> _PROVIDED ENTRIES_
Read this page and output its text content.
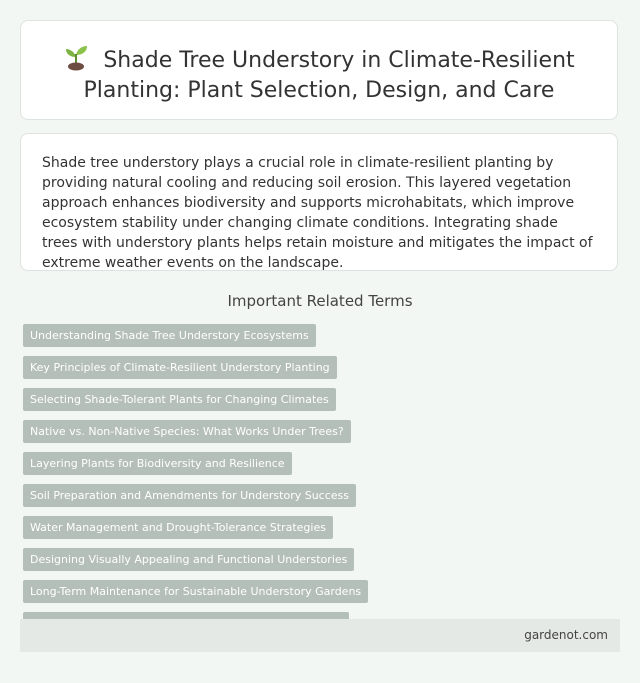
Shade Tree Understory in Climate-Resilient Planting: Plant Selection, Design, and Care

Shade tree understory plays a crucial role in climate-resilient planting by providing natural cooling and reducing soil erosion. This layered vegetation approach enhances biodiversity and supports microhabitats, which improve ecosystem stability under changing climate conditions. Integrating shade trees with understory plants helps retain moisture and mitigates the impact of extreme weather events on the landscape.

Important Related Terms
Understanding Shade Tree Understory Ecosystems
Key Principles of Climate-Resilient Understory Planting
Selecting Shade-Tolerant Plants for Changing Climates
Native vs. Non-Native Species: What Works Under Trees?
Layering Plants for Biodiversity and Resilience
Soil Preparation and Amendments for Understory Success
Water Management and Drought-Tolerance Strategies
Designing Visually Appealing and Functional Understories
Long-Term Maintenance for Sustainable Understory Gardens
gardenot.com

> _YOUR GOAL_
Pictures don't belong in the copy. Restate all the entries exactly.

> _TASK RESPONSE_
Read this page and output its text content.
Shade Tree Understory in Climate-Resilient Planting: Plant Selection, Design, and Care

Shade tree understory plays a crucial role in climate-resilient planting by providing natural cooling and reducing soil erosion. This layered vegetation approach enhances biodiversity and supports microhabitats, which improve ecosystem stability under changing climate conditions. Integrating shade trees with understory plants helps retain moisture and mitigates the impact of extreme weather events on the landscape.

Important Related Terms
Understanding Shade Tree Understory Ecosystems
Key Principles of Climate-Resilient Understory Planting
Selecting Shade-Tolerant Plants for Changing Climates
Native vs. Non-Native Species: What Works Under Trees?
Layering Plants for Biodiversity and Resilience
Soil Preparation and Amendments for Understory Success
Water Management and Drought-Tolerance Strategies
Designing Visually Appealing and Functional Understories
Long-Term Maintenance for Sustainable Understory Gardens
gardenot.com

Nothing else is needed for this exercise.